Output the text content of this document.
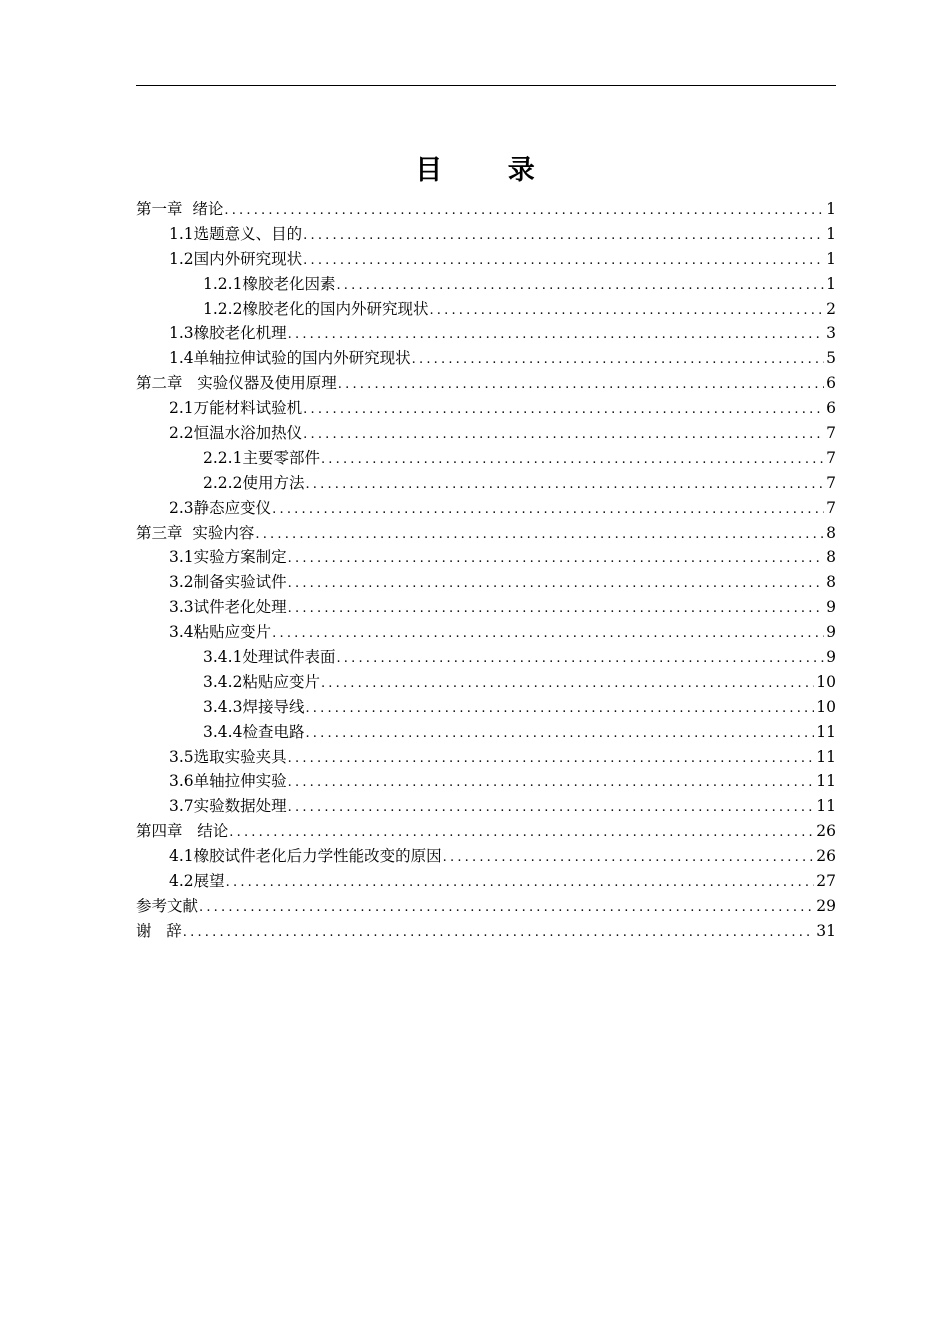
目 录
第一章  绪论 .....	1
1.1选题意义、目的 .....	1
1.2国内外研究现状 .....	1
1.2.1橡胶老化因素 .....	1
1.2.2橡胶老化的国内外研究现状 .....	2
1.3橡胶老化机理 .....	3
1.4单轴拉伸试验的国内外研究现状 .....	5
第二章   实验仪器及使用原理 .....	6
2.1万能材料试验机 .....	6
2.2恒温水浴加热仪 .....	7
2.2.1主要零部件 .....	7
2.2.2使用方法 .....	7
2.3静态应变仪 .....	7
第三章  实验内容 .....	8
3.1实验方案制定 .....	8
3.2制备实验试件 .....	8
3.3试件老化处理 .....	9
3.4粘贴应变片 .....	9
3.4.1处理试件表面 .....	9
3.4.2粘贴应变片 .....	10
3.4.3焊接导线 .....	10
3.4.4检查电路 .....	11
3.5选取实验夹具 .....	11
3.6单轴拉伸实验 .....	11
3.7实验数据处理 .....	11
第四章   结论 .....	26
4.1橡胶试件老化后力学性能改变的原因 .....	26
4.2展望 .....	27
参考文献 .....	29
谢   辞 .....	31
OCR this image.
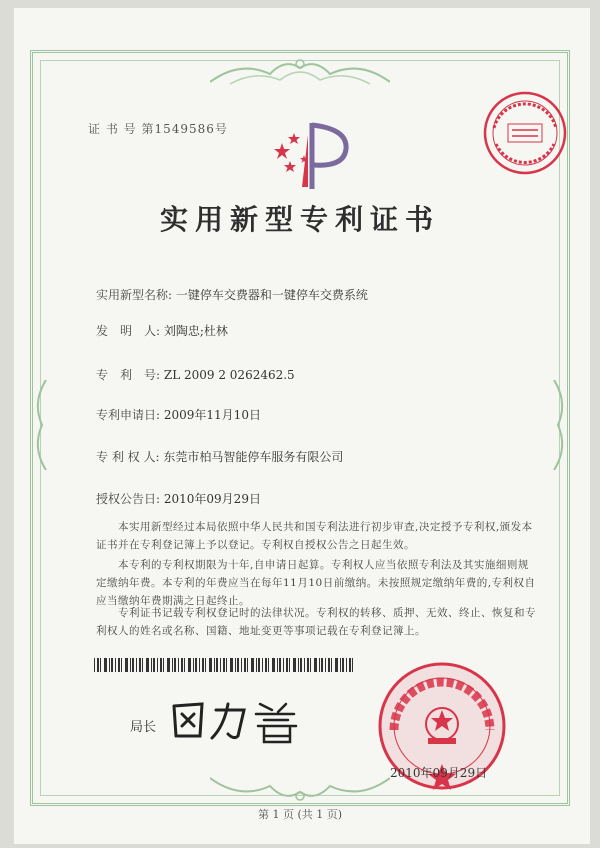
证 书 号 第1549586号
实用新型专利证书
实用新型名称: 一键停车交费器和一键停车交费系统
发　明　人: 刘陶忠;杜林
专　利　号: ZL 2009 2 0262462.5
专利申请日: 2009年11月10日
专 利 权 人: 东莞市柏马智能停车服务有限公司
授权公告日: 2010年09月29日
本实用新型经过本局依照中华人民共和国专利法进行初步审查,决定授予专利权,颁发本证书并在专利登记簿上予以登记。专利权自授权公告之日起生效。
本专利的专利权期限为十年,自申请日起算。专利权人应当依照专利法及其实施细则规定缴纳年费。本专利的年费应当在每年11月10日前缴纳。未按照规定缴纳年费的,专利权自应当缴纳年费期满之日起终止。
专利证书记载专利权登记时的法律状况。专利权的转移、质押、无效、终止、恢复和专利权人的姓名或名称、国籍、地址变更等事项记载在专利登记簿上。
局长
2010年09月29日
第 1 页 (共 1 页)
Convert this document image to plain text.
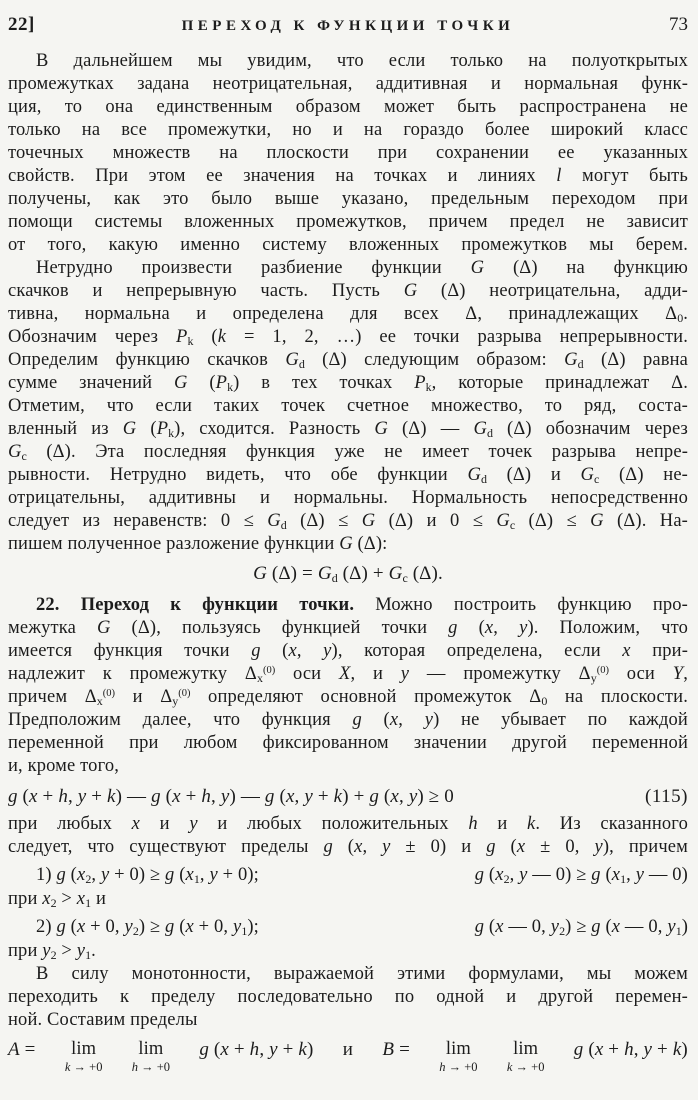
22]	ПЕРЕХОД К ФУНКЦИИ ТОЧКИ	73
В дальнейшем мы увидим, что если только на полуоткрытых
промежутках задана неотрицательная, аддитивная и нормальная функ-
ция, то она единственным образом может быть распространена не
только на все промежутки, но и на гораздо более широкий класс
точечных множеств на плоскости при сохранении ее указанных
свойств. При этом ее значения на точках и линиях l могут быть
получены, как это было выше указано, предельным переходом при
помощи системы вложенных промежутков, причем предел не зависит
от того, какую именно систему вложенных промежутков мы берем.
Нетрудно произвести разбиение функции G (Δ) на функцию
скачков и непрерывную часть. Пусть G (Δ) неотрицательна, адди-
тивна, нормальна и определена для всех Δ, принадлежащих $\Delta_0$.
Обозначим через $P_k$ (k = 1, 2, …) ее точки разрыва непрерывности.
Определим функцию скачков $G_d$ (Δ) следующим образом: $G_d$ (Δ) равна
сумме значений G $(P_k)$ в тех точках $P_k$, которые принадлежат Δ.
Отметим, что если таких точек счетное множество, то ряд, соста-
вленный из G $(P_k)$, сходится. Разность G (Δ) — $G_d$ (Δ) обозначим через
$G_c$ (Δ). Эта последняя функция уже не имеет точек разрыва непре-
рывности. Нетрудно видеть, что обе функции $G_d$ (Δ) и $G_c$ (Δ) не-
отрицательны, аддитивны и нормальны. Нормальность непосредственно
следует из неравенств: $0 \le G_d$ (Δ) ≤ G (Δ) и $0 \le G_c$ (Δ) ≤ G (Δ). На-
пишем полученное разложение функции G (Δ):
G $(\Delta) = G_d$ $(\Delta) + G_c$ (Δ).
22. Переход к функции точки. Можно построить функцию про-
межутка G (Δ), пользуясь функцией точки g (x, y). Положим, что
имеется функция точки g (x, y), которая определена, если x при-
надлежит к промежутку $\Delta_x^{(0)}$ оси X, и y — промежутку $\Delta_y^{(0)}$ оси Y,
причем $\Delta_x^{(0)}$ и $\Delta_y^{(0)}$ определяют основной промежуток $\Delta_0$ на плоскости.
Предположим далее, что функция g (x, y) не убывает по каждой
переменной при любом фиксированном значении другой переменной
и, кроме того,
g (x + h, y + k) — g (x + h, y) — g (x, y + k) + g (x, y) ≥ 0	(115)
при любых x и y и любых положительных h и k. Из сказанного
следует, что существуют пределы g (x, y ± 0) и g (x ± 0, y), причем
1) g ($x_2$, y + 0) ≥ g ($x_1$, y + 0);	g ($x_2$, y — 0) ≥ g ($x_1$, y — 0)
при $x_2 > x_1$ и
2) g (x + 0, $y_2) \ge g$ (x + 0, $y_1$);	g (x — 0, $y_2) \ge g$ (x — 0, $y_1$)
при $y_2 > y_1$.
В силу монотонности, выражаемой этими формулами, мы можем
переходить к пределу последовательно по одной и другой перемен-
ной. Составим пределы
A = lim
k → +0
lim
h → +0
g (x + h, y + k) и B = lim
h → +0
lim
k → +0
g (x + h, y + k)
· · · ·
> [INSTRUCTIONS FOR THE TASK]:
Determine how many lines contain the word "text" and reply with that number alone.

> [OUTPUT FOR THIS TASK]:
2